Aim of the exercise –
State how many lines in the listing below contain the word "ndPD", and write nothing else.

*** Block opens ***

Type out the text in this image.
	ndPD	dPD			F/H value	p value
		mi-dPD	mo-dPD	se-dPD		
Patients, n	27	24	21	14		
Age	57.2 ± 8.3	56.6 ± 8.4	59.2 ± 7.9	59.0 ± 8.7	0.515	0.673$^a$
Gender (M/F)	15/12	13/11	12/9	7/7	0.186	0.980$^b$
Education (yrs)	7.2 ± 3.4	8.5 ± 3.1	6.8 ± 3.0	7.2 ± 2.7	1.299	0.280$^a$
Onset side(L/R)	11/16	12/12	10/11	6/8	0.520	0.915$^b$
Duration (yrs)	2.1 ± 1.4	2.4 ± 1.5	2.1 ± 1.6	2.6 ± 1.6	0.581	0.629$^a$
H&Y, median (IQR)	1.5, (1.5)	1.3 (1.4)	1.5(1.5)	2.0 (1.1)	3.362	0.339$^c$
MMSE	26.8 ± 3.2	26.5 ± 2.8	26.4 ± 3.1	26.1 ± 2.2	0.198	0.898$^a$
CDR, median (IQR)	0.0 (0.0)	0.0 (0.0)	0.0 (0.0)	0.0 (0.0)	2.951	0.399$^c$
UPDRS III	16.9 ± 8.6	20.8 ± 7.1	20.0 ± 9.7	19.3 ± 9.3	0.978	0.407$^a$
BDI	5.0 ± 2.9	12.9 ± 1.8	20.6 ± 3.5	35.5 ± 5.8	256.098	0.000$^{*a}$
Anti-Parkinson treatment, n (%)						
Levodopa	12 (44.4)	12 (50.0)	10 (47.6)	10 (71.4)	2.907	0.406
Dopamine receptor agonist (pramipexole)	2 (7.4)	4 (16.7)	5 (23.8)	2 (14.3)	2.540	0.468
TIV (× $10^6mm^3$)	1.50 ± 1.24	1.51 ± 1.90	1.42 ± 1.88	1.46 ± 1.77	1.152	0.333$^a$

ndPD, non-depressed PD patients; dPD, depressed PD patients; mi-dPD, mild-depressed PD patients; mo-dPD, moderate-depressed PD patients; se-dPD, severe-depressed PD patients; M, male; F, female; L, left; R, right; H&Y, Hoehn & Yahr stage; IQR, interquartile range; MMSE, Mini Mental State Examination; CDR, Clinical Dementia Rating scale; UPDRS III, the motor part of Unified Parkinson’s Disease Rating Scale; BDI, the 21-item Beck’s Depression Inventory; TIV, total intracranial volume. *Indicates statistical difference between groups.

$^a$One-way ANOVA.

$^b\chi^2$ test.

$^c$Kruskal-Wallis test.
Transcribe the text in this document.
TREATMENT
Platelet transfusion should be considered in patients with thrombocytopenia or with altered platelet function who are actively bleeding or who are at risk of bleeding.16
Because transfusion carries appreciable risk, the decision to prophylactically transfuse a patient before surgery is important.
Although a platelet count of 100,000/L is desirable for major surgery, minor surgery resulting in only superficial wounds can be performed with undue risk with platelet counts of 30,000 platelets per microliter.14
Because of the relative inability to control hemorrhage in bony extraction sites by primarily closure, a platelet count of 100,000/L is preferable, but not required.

*** Block closes ***

Solution –
2